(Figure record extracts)
◆ ◆ ◆ ◆ ◆ ◆ ◆

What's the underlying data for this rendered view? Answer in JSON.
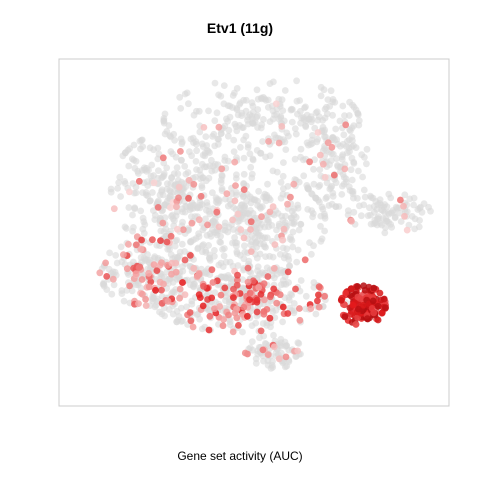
{
  "chart_data": {
    "type": "scatter",
    "title": "Etv1 (11g)",
    "xlabel": "Gene set activity (AUC)",
    "ylabel": "",
    "axes_visible": false,
    "grid": false,
    "legend": "none",
    "colors": {
      "background_point": "#d9d9d9",
      "low": "#fbe0e0",
      "mid": "#f29a9a",
      "high": "#e41a1c",
      "max": "#b50f12",
      "frame": "#cccccc"
    },
    "xlim": [
      0,
      100
    ],
    "ylim": [
      0,
      100
    ],
    "clusters": [
      {
        "name": "top",
        "cx": 52,
        "cy": 84,
        "rx": 26,
        "ry": 13,
        "n": 260,
        "active_frac": 0.03,
        "mean_auc": 0.3
      },
      {
        "name": "upper-left",
        "cx": 27,
        "cy": 63,
        "rx": 15,
        "ry": 17,
        "n": 240,
        "active_frac": 0.05,
        "mean_auc": 0.3
      },
      {
        "name": "center",
        "cx": 47,
        "cy": 53,
        "rx": 22,
        "ry": 17,
        "n": 420,
        "active_frac": 0.08,
        "mean_auc": 0.35
      },
      {
        "name": "right-upper",
        "cx": 72,
        "cy": 70,
        "rx": 9,
        "ry": 12,
        "n": 110,
        "active_frac": 0.06,
        "mean_auc": 0.3
      },
      {
        "name": "far-right",
        "cx": 86,
        "cy": 56,
        "rx": 11,
        "ry": 6,
        "n": 90,
        "active_frac": 0.03,
        "mean_auc": 0.3
      },
      {
        "name": "lower-left",
        "cx": 22,
        "cy": 38,
        "rx": 13,
        "ry": 10,
        "n": 220,
        "active_frac": 0.22,
        "mean_auc": 0.45
      },
      {
        "name": "bottom-center",
        "cx": 46,
        "cy": 30,
        "rx": 23,
        "ry": 10,
        "n": 360,
        "active_frac": 0.3,
        "mean_auc": 0.55
      },
      {
        "name": "bottom-tail",
        "cx": 55,
        "cy": 14,
        "rx": 8,
        "ry": 5,
        "n": 80,
        "active_frac": 0.15,
        "mean_auc": 0.4
      },
      {
        "name": "hotspot",
        "cx": 79,
        "cy": 28,
        "rx": 6,
        "ry": 6,
        "n": 150,
        "active_frac": 0.92,
        "mean_auc": 0.85
      }
    ]
  }
}
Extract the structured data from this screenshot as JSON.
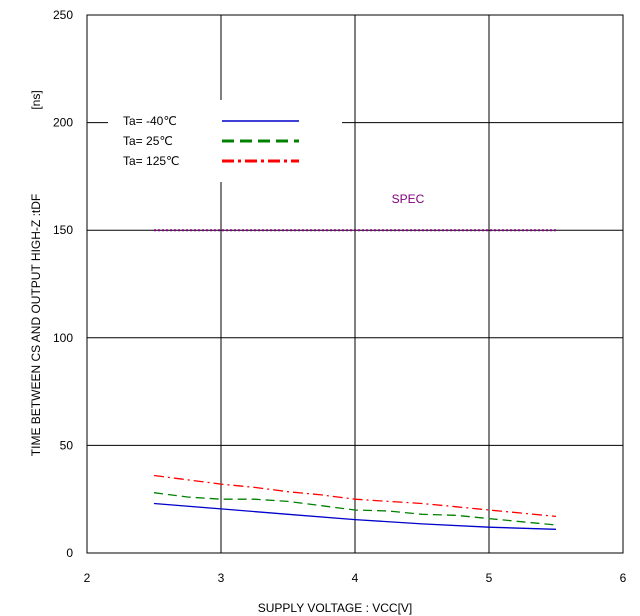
{
  "chart_data": {
    "type": "line",
    "xlabel": "SUPPLY VOLTAGE : VCC[V]",
    "ylabel": "TIME BETWEEN CS AND OUTPUT HIGH-Z :tDF",
    "yunit": "[ns]",
    "xlim": [
      2,
      6
    ],
    "ylim": [
      0,
      250
    ],
    "xticks": [
      "2",
      "3",
      "4",
      "5",
      "6"
    ],
    "yticks": [
      "0",
      "50",
      "100",
      "150",
      "200",
      "250"
    ],
    "grid": true,
    "legend_position": "top-left",
    "colors": {
      "blue": "#0000cc",
      "green": "#008000",
      "red": "#ff0000",
      "spec": "#800080"
    },
    "series": [
      {
        "name": "Ta= -40℃",
        "style": "solid",
        "x": [
          2.5,
          3.0,
          3.5,
          4.0,
          4.5,
          5.0,
          5.5
        ],
        "y": [
          23,
          20.5,
          18,
          15.5,
          13.5,
          12,
          11
        ]
      },
      {
        "name": "Ta=  25℃",
        "style": "dashed",
        "x": [
          2.5,
          2.75,
          3.0,
          3.25,
          3.5,
          3.75,
          4.0,
          4.25,
          4.5,
          4.75,
          5.0,
          5.25,
          5.5
        ],
        "y": [
          28,
          26,
          25,
          25,
          24,
          22,
          20,
          19.5,
          18,
          17.5,
          16,
          14.5,
          13
        ]
      },
      {
        "name": "Ta= 125℃",
        "style": "dashdot",
        "x": [
          2.5,
          2.75,
          3.0,
          3.25,
          3.5,
          3.75,
          4.0,
          4.25,
          4.5,
          4.75,
          5.0,
          5.25,
          5.5
        ],
        "y": [
          36,
          34,
          32,
          30.5,
          28.5,
          27,
          25,
          24,
          23,
          21.5,
          20,
          18.5,
          17
        ]
      }
    ],
    "spec": {
      "label": "SPEC",
      "x": [
        2.5,
        5.5
      ],
      "y": 150
    }
  }
}
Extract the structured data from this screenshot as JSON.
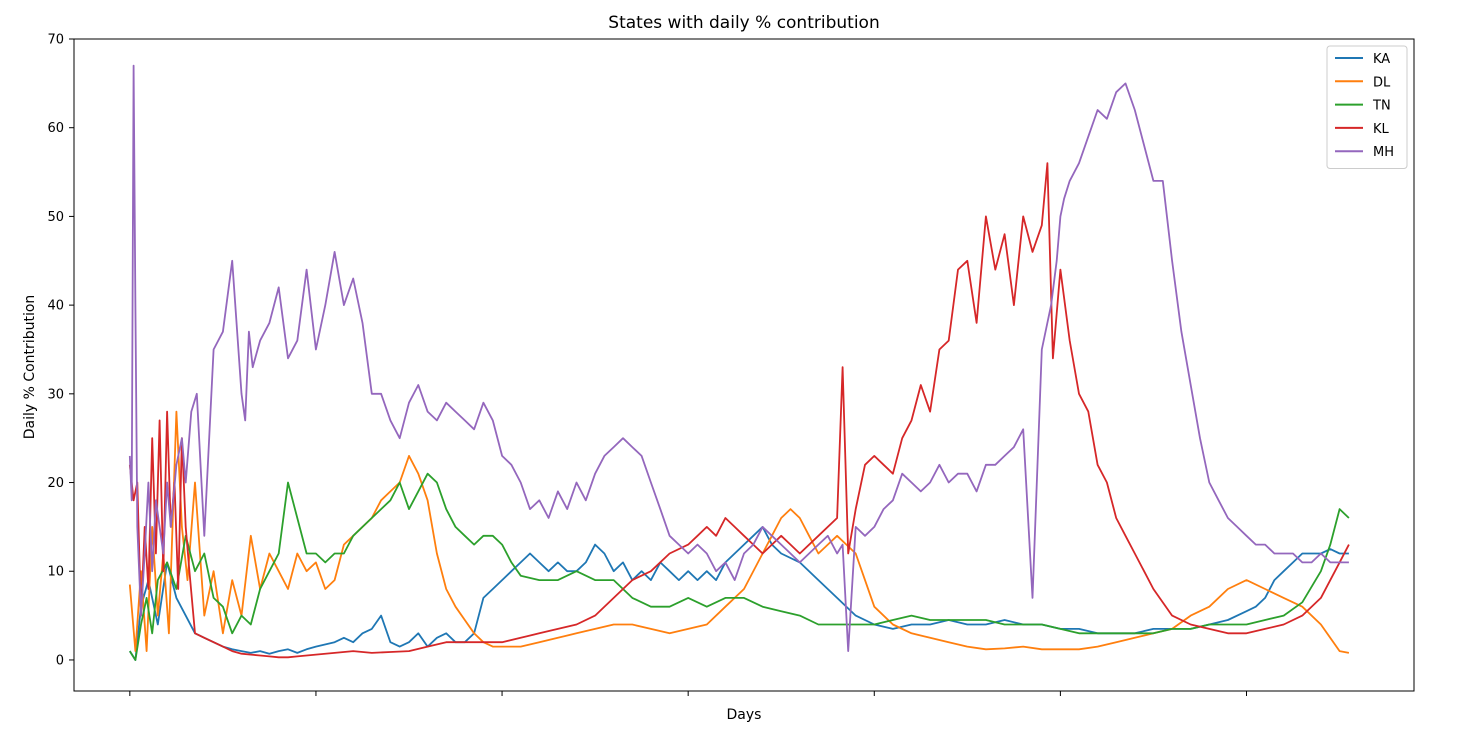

◆ ◆ ◆ ◆ ◆ ◆ ◆

CHALLENGE
Extract every line of the data exactly; pictures stay out.

WRITTEN RESPONSE
What's the underlying data for this rendered view? Answer in JSON.
{
  "chart_data": {
    "type": "scatter",
    "title": "Etv1 (11g)",
    "xlabel": "Gene set activity (AUC)",
    "ylabel": "",
    "axes_visible": false,
    "grid": false,
    "legend": "none",
    "colors": {
      "background_point": "#d9d9d9",
      "low": "#fbe0e0",
      "mid": "#f29a9a",
      "high": "#e41a1c",
      "max": "#b50f12",
      "frame": "#cccccc"
    },
    "xlim": [
      0,
      100
    ],
    "ylim": [
      0,
      100
    ],
    "clusters": [
      {
        "name": "top",
        "cx": 52,
        "cy": 84,
        "rx": 26,
        "ry": 13,
        "n": 260,
        "active_frac": 0.03,
        "mean_auc": 0.3
      },
      {
        "name": "upper-left",
        "cx": 27,
        "cy": 63,
        "rx": 15,
        "ry": 17,
        "n": 240,
        "active_frac": 0.05,
        "mean_auc": 0.3
      },
      {
        "name": "center",
        "cx": 47,
        "cy": 53,
        "rx": 22,
        "ry": 17,
        "n": 420,
        "active_frac": 0.08,
        "mean_auc": 0.35
      },
      {
        "name": "right-upper",
        "cx": 72,
        "cy": 70,
        "rx": 9,
        "ry": 12,
        "n": 110,
        "active_frac": 0.06,
        "mean_auc": 0.3
      },
      {
        "name": "far-right",
        "cx": 86,
        "cy": 56,
        "rx": 11,
        "ry": 6,
        "n": 90,
        "active_frac": 0.03,
        "mean_auc": 0.3
      },
      {
        "name": "lower-left",
        "cx": 22,
        "cy": 38,
        "rx": 13,
        "ry": 10,
        "n": 220,
        "active_frac": 0.22,
        "mean_auc": 0.45
      },
      {
        "name": "bottom-center",
        "cx": 46,
        "cy": 30,
        "rx": 23,
        "ry": 10,
        "n": 360,
        "active_frac": 0.3,
        "mean_auc": 0.55
      },
      {
        "name": "bottom-tail",
        "cx": 55,
        "cy": 14,
        "rx": 8,
        "ry": 5,
        "n": 80,
        "active_frac": 0.15,
        "mean_auc": 0.4
      },
      {
        "name": "hotspot",
        "cx": 79,
        "cy": 28,
        "rx": 6,
        "ry": 6,
        "n": 150,
        "active_frac": 0.92,
        "mean_auc": 0.85
      }
    ]
  }
}
Extract the structured data from this screenshot as JSON.
{
  "chart_data": {
    "type": "line",
    "xlabel": "SUPPLY VOLTAGE : VCC[V]",
    "ylabel": "TIME BETWEEN CS AND OUTPUT HIGH-Z :tDF",
    "yunit": "[ns]",
    "xlim": [
      2,
      6
    ],
    "ylim": [
      0,
      250
    ],
    "xticks": [
      "2",
      "3",
      "4",
      "5",
      "6"
    ],
    "yticks": [
      "0",
      "50",
      "100",
      "150",
      "200",
      "250"
    ],
    "grid": true,
    "legend_position": "top-left",
    "colors": {
      "blue": "#0000cc",
      "green": "#008000",
      "red": "#ff0000",
      "spec": "#800080"
    },
    "series": [
      {
        "name": "Ta= -40℃",
        "style": "solid",
        "x": [
          2.5,
          3.0,
          3.5,
          4.0,
          4.5,
          5.0,
          5.5
        ],
        "y": [
          23,
          20.5,
          18,
          15.5,
          13.5,
          12,
          11
        ]
      },
      {
        "name": "Ta=  25℃",
        "style": "dashed",
        "x": [
          2.5,
          2.75,
          3.0,
          3.25,
          3.5,
          3.75,
          4.0,
          4.25,
          4.5,
          4.75,
          5.0,
          5.25,
          5.5
        ],
        "y": [
          28,
          26,
          25,
          25,
          24,
          22,
          20,
          19.5,
          18,
          17.5,
          16,
          14.5,
          13
        ]
      },
      {
        "name": "Ta= 125℃",
        "style": "dashdot",
        "x": [
          2.5,
          2.75,
          3.0,
          3.25,
          3.5,
          3.75,
          4.0,
          4.25,
          4.5,
          4.75,
          5.0,
          5.25,
          5.5
        ],
        "y": [
          36,
          34,
          32,
          30.5,
          28.5,
          27,
          25,
          24,
          23,
          21.5,
          20,
          18.5,
          17
        ]
      }
    ],
    "spec": {
      "label": "SPEC",
      "x": [
        2.5,
        5.5
      ],
      "y": 150
    }
  }
}
Extract the structured data from this screenshot as JSON.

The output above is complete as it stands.